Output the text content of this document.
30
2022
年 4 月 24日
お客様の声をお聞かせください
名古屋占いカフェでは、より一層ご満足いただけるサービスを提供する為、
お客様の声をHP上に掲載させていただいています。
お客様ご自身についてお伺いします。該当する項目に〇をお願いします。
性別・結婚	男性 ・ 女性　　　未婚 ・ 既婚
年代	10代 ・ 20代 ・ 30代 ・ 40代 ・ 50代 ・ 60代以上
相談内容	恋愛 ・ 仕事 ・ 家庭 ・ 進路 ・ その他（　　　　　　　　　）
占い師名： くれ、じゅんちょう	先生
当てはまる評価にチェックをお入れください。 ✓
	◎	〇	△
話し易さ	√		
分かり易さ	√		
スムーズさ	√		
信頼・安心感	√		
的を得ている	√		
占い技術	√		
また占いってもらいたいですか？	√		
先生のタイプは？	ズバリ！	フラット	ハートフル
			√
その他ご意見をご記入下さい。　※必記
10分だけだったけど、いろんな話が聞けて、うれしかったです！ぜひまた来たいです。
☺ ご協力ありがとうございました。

* [DESCRIPTION OF THE TASK]: Give the data again, exactly as it stands.

* [PROBLEM SOLUTION]:
Output the text content of this document.
30
2022
年 4 月 24日
お客様の声をお聞かせください
名古屋占いカフェでは、より一層ご満足いただけるサービスを提供する為、
お客様の声をHP上に掲載させていただいています。
お客様ご自身についてお伺いします。該当する項目に〇をお願いします。
性別・結婚	男性 ・ 女性　　　未婚 ・ 既婚
年代	10代 ・ 20代 ・ 30代 ・ 40代 ・ 50代 ・ 60代以上
相談内容	恋愛 ・ 仕事 ・ 家庭 ・ 進路 ・ その他（　　　　　　　　　）
占い師名： くれ、じゅんちょう	先生
当てはまる評価にチェックをお入れください。 ✓
	◎	〇	△
話し易さ	√		
分かり易さ	√		
スムーズさ	√		
信頼・安心感	√		
的を得ている	√		
占い技術	√		
また占いってもらいたいですか？	√		
先生のタイプは？	ズバリ！	フラット	ハートフル
			√
その他ご意見をご記入下さい。　※必記
10分だけだったけど、いろんな話が聞けて、うれしかったです！ぜひまた来たいです。
☺ ご協力ありがとうございました。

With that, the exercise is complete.